/---

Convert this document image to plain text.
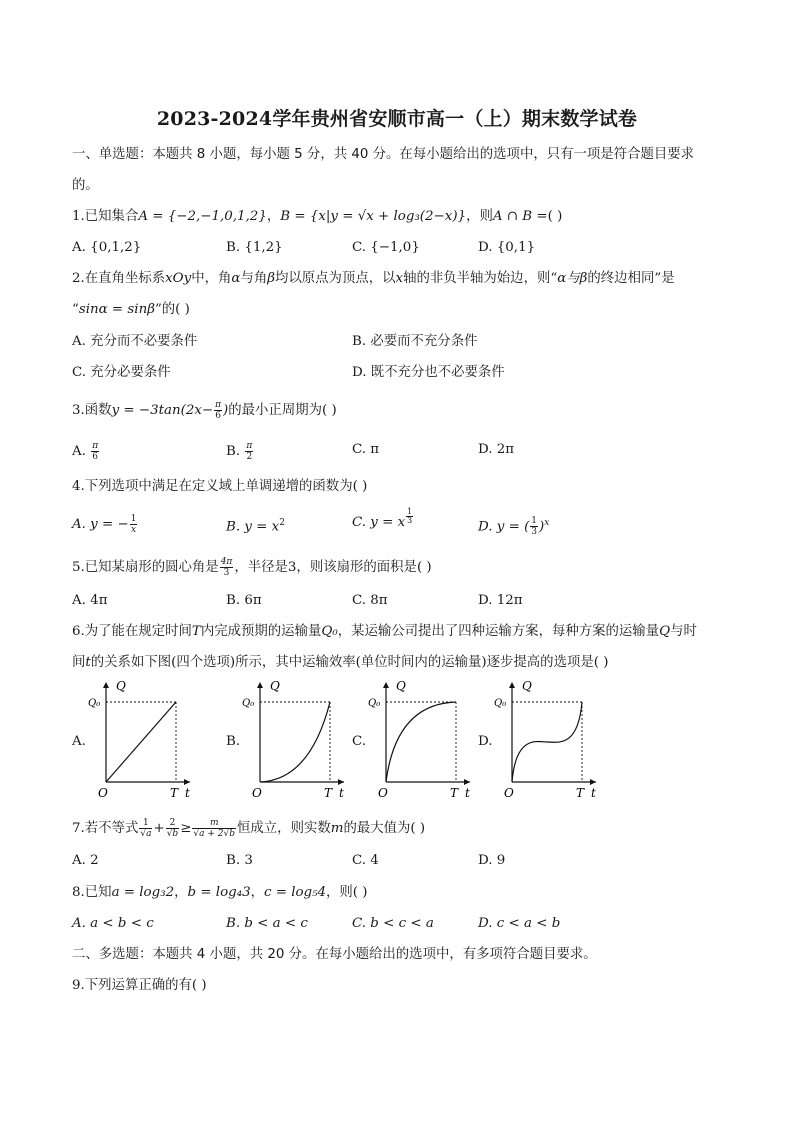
2023-2024学年贵州省安顺市高一（上）期末数学试卷
一、单选题：本题共 8 小题，每小题 5 分，共 40 分。在每小题给出的选项中，只有一项是符合题目要求
的。
1.已知集合A = {−2,−1,0,1,2}，B = {x|y = √x + log₃(2−x)}，则A ∩ B =( )
A. {0,1,2}	B. {1,2}	C. {−1,0}	D. {0,1}
2.在直角坐标系xOy中，角α与角β均以原点为顶点，以x轴的非负半轴为始边，则“α与β的终边相同”是
“sinα = sinβ”的( )
A. 充分而不必要条件	B. 必要而不充分条件
C. 充分必要条件	D. 既不充分也不必要条件
3.函数$y = -3\tan(2x- \frac{\pi}{6}$ )的最小正周期为( )
A. $\frac{\pi}{6}$	B. $\frac{\pi}{2}$	C. π	D. 2π
4.下列选项中满足在定义域上单调递增的函数为( )
A. y = − $\frac{1}{x}$	B. $y = x^2$	C. y = x $\frac{1}{3}$
D. y = ( $\frac{1}{3} )^x$
5.已知某扇形的圆心角是 $\frac{4\pi}{3}$ ，半径是3，则该扇形的面积是( )
A. 4π	B. 6π	C. 8π	D. 12π
6.为了能在规定时间T内完成预期的运输量Q₀，某运输公司提出了四种运输方案，每种方案的运输量Q与时
间t的关系如下图(四个选项)所示，其中运输效率(单位时间内的运输量)逐步提高的选项是( )
A.	B.	C.	D.
Q
Q₀
O	T t
Q
Q₀
O	T t
Q
Q₀
O	T t
Q
Q₀
O	T t
7.若不等式 $\frac{1}{√a} + \frac{2}{√b} \ge \frac{m}{√a + 2√b}$ 恒成立，则实数m的最大值为( )
A. 2	B. 3	C. 4	D. 9
8.已知a = log₃2，b = log₄3，c = log₅4，则( )
A. a < b < c	B. b < a < c	C. b < c < a	D. c < a < b
二、多选题：本题共 4 小题，共 20 分。在每小题给出的选项中，有多项符合题目要求。
9.下列运算正确的有( )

\---

#### Exercise goal
Quote the entries in full. Any image among them is to be omitted from the copy.

#### Exercise answer
Convert this document image to plain text.
2023-2024学年贵州省安顺市高一（上）期末数学试卷
一、单选题：本题共 8 小题，每小题 5 分，共 40 分。在每小题给出的选项中，只有一项是符合题目要求
的。
1.已知集合A = {−2,−1,0,1,2}，B = {x|y = √x + log₃(2−x)}，则A ∩ B =( )
A. {0,1,2}	B. {1,2}	C. {−1,0}	D. {0,1}
2.在直角坐标系xOy中，角α与角β均以原点为顶点，以x轴的非负半轴为始边，则“α与β的终边相同”是
“sinα = sinβ”的( )
A. 充分而不必要条件	B. 必要而不充分条件
C. 充分必要条件	D. 既不充分也不必要条件
3.函数$y = -3\tan(2x- \frac{\pi}{6}$ )的最小正周期为( )
A. $\frac{\pi}{6}$	B. $\frac{\pi}{2}$	C. π	D. 2π
4.下列选项中满足在定义域上单调递增的函数为( )
A. y = − $\frac{1}{x}$	B. $y = x^2$	C. y = x $\frac{1}{3}$
D. y = ( $\frac{1}{3} )^x$
5.已知某扇形的圆心角是 $\frac{4\pi}{3}$ ，半径是3，则该扇形的面积是( )
A. 4π	B. 6π	C. 8π	D. 12π
6.为了能在规定时间T内完成预期的运输量Q₀，某运输公司提出了四种运输方案，每种方案的运输量Q与时
间t的关系如下图(四个选项)所示，其中运输效率(单位时间内的运输量)逐步提高的选项是( )
A.	B.	C.	D.
Q
Q₀
O	T t
Q
Q₀
O	T t
Q
Q₀
O	T t
Q
Q₀
O	T t
7.若不等式 $\frac{1}{√a} + \frac{2}{√b} \ge \frac{m}{√a + 2√b}$ 恒成立，则实数m的最大值为( )
A. 2	B. 3	C. 4	D. 9
8.已知a = log₃2，b = log₄3，c = log₅4，则( )
A. a < b < c	B. b < a < c	C. b < c < a	D. c < a < b
二、多选题：本题共 4 小题，共 20 分。在每小题给出的选项中，有多项符合题目要求。
9.下列运算正确的有( )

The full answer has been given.